Records for the exercise:
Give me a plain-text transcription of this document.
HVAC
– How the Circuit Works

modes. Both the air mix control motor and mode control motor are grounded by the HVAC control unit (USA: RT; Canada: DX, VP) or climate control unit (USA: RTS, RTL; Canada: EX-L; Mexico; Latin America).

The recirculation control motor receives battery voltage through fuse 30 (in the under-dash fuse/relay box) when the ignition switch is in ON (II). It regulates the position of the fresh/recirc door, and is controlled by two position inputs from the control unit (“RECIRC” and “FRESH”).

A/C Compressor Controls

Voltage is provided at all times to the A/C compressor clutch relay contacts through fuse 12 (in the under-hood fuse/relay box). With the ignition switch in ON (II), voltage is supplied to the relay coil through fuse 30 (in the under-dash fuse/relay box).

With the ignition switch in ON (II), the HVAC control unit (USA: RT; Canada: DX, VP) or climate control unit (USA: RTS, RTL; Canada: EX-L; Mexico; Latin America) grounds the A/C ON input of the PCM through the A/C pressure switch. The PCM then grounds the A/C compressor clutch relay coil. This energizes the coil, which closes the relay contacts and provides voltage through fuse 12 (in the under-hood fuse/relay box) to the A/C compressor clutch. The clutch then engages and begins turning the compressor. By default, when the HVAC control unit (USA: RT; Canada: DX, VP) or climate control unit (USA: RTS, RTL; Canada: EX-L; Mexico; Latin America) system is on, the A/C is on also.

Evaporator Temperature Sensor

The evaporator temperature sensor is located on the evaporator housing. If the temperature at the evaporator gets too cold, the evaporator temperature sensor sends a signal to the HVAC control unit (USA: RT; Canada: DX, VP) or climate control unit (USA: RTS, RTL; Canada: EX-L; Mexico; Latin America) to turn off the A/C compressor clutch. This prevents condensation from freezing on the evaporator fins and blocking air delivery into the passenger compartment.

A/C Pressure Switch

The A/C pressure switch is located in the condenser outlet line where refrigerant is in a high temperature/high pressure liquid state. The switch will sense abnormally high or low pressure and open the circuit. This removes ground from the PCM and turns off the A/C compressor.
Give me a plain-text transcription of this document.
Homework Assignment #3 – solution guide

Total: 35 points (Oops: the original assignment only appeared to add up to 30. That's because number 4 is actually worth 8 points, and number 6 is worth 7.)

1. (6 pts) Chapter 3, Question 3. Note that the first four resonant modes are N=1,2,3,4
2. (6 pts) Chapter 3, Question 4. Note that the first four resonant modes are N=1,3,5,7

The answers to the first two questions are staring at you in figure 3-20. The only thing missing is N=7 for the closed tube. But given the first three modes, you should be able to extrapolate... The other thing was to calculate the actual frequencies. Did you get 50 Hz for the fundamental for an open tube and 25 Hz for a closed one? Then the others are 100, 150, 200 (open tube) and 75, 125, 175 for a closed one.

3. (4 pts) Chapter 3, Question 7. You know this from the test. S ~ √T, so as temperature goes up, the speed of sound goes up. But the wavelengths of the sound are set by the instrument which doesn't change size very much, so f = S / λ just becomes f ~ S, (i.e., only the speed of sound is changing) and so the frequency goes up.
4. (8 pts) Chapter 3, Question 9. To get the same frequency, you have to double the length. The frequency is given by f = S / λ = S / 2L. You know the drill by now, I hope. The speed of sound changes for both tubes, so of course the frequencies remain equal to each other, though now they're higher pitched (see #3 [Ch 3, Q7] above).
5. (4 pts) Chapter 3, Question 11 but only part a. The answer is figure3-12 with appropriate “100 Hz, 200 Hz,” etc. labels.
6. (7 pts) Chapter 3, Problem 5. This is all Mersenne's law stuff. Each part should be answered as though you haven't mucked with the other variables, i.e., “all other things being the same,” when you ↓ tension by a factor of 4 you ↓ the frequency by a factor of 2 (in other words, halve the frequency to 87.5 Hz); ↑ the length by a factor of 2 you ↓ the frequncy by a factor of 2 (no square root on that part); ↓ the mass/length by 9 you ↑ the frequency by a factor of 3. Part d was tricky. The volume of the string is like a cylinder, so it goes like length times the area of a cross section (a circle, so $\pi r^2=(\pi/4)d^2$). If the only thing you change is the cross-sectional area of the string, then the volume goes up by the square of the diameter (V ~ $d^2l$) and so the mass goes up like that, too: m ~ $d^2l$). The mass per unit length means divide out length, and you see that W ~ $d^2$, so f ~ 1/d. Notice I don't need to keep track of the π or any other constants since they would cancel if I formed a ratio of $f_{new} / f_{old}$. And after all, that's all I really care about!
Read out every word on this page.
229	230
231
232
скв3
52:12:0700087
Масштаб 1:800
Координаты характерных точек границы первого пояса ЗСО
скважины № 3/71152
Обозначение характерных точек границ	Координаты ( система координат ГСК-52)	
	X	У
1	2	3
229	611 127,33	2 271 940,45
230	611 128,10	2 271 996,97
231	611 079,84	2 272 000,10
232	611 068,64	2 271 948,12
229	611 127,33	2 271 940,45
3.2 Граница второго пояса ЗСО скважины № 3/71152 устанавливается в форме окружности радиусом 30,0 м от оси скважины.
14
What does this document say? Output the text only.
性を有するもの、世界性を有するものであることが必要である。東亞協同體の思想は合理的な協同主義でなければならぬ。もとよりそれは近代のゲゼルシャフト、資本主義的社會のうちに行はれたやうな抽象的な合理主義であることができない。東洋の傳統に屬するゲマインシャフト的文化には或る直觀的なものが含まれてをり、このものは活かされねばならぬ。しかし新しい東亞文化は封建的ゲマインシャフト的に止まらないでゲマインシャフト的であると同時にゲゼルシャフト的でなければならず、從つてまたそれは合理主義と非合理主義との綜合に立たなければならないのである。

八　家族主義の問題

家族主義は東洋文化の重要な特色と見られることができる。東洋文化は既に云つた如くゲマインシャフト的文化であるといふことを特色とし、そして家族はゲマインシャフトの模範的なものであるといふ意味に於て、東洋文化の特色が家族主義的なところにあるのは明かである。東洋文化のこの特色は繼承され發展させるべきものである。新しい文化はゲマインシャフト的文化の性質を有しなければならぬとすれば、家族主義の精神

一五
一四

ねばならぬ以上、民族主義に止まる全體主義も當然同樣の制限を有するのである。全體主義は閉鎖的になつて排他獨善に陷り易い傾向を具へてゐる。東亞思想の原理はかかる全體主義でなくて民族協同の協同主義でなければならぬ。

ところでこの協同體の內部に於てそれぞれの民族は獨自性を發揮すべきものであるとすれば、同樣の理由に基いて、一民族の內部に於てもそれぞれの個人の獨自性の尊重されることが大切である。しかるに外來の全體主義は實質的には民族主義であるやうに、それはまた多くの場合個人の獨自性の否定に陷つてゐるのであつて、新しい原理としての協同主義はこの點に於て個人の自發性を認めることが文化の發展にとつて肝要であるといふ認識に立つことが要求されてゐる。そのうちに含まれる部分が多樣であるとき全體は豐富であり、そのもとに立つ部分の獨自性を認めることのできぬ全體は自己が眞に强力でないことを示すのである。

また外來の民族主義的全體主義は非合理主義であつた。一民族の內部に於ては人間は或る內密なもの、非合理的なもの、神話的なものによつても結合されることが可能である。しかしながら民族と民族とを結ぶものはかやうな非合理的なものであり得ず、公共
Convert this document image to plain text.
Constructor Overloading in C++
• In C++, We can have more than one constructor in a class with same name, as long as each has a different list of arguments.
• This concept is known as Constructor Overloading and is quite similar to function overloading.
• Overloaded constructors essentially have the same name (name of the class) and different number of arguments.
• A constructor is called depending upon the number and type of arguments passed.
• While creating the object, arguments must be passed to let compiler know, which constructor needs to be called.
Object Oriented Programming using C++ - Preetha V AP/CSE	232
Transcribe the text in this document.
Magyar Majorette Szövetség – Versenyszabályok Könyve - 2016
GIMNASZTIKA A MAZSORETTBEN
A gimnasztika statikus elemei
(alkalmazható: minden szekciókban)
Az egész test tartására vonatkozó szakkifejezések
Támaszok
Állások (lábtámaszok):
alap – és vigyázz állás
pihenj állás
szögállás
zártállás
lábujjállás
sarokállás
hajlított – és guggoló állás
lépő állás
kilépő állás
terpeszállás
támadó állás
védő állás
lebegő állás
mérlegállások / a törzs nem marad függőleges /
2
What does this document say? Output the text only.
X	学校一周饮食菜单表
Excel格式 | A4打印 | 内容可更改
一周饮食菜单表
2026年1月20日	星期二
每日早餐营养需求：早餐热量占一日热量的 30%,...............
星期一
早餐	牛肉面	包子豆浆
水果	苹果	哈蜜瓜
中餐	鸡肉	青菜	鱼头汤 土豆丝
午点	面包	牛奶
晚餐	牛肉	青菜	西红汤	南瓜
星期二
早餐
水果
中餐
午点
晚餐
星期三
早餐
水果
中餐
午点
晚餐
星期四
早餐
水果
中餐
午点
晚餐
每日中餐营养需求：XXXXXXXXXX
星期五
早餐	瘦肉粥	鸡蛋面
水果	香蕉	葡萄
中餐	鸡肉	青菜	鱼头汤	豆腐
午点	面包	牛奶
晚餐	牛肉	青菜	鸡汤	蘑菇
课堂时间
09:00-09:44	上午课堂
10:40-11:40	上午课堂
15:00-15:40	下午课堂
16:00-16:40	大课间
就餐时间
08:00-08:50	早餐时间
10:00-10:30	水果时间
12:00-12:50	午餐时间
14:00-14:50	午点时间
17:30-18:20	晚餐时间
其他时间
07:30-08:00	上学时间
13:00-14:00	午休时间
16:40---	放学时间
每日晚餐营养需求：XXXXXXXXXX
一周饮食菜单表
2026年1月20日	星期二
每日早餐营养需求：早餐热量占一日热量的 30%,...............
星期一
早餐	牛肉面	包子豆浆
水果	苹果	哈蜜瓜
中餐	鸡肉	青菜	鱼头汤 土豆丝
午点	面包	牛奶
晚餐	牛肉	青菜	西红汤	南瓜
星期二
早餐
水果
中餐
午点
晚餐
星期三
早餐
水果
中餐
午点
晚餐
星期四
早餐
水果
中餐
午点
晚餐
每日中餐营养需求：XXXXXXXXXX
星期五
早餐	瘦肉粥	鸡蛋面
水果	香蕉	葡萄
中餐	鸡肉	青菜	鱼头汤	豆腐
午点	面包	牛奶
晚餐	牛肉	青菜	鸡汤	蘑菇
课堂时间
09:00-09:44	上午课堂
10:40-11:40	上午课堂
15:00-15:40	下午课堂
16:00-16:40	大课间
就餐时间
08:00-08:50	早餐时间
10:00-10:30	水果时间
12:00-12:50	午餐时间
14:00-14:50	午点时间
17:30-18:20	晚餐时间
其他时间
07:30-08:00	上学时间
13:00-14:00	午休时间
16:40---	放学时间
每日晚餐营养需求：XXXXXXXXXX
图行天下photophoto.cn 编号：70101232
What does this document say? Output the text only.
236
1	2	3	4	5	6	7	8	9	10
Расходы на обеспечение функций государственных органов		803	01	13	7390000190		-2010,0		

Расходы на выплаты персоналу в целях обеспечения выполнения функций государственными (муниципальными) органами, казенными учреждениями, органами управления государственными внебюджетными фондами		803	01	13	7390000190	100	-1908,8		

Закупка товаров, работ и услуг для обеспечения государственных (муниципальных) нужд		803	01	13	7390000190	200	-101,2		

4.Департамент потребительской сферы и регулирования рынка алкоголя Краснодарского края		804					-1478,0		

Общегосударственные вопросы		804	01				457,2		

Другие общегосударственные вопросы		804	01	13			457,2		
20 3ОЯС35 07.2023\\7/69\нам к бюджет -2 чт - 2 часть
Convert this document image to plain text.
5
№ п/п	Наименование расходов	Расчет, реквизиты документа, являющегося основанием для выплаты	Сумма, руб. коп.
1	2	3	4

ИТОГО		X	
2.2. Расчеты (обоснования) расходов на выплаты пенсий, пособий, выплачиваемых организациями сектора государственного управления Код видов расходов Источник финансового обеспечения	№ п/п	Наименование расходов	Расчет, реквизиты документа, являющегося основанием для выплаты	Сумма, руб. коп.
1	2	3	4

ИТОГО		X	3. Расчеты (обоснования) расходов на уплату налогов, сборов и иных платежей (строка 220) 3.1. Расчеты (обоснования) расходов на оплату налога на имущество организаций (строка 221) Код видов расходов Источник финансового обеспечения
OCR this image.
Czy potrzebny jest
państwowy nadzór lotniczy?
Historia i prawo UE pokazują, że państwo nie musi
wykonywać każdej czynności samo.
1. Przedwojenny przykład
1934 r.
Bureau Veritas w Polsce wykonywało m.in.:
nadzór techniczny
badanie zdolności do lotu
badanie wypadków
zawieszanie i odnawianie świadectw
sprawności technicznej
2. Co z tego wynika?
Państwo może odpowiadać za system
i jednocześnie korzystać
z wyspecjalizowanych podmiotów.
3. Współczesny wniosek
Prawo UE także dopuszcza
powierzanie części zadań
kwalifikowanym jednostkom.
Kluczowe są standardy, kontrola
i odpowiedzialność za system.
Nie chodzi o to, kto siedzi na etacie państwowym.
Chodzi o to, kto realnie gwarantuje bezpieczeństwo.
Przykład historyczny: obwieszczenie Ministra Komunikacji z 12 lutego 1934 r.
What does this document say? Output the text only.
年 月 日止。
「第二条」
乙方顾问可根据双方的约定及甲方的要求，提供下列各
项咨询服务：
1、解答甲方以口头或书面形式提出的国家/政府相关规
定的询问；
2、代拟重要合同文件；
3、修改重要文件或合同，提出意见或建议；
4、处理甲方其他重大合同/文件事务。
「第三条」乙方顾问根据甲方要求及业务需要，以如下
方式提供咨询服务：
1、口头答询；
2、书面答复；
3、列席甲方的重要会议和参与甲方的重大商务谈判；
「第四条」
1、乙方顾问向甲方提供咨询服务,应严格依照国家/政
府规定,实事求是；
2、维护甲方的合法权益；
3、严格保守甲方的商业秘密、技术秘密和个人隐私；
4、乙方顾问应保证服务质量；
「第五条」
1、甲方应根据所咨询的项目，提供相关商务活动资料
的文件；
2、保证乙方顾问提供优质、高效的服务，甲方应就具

What is expected:
Pull out all lines from the listing that contain the string "which".

Exercise output:
With the ignition switch in ON (II), the HVAC control unit (USA: RT; Canada: DX, VP) or climate control unit (USA: RTS, RTL; Canada: EX-L; Mexico; Latin America) grounds the A/C ON input of the PCM through the A/C pressure switch. The PCM then grounds the A/C compressor clutch relay coil. This energizes the coil, which closes the relay contacts and provides voltage through fuse 12 (in the under-hood fuse/relay box) to the A/C compressor clutch. The clutch then engages and begins turning the compressor. By default, when the HVAC control unit (USA: RT; Canada: DX, VP) or climate control unit (USA: RTS, RTL; Canada: EX-L; Mexico; Latin America) system is on, the A/C is on also.
3. (4 pts) Chapter 3, Question 7. You know this from the test. S ~ √T, so as temperature goes up, the speed of sound goes up. But the wavelengths of the sound are set by the instrument which doesn't change size very much, so f = S / λ just becomes f ~ S, (i.e., only the speed of sound is changing) and so the frequency goes up.
• While creating the object, arguments must be passed to let compiler know, which constructor needs to be called.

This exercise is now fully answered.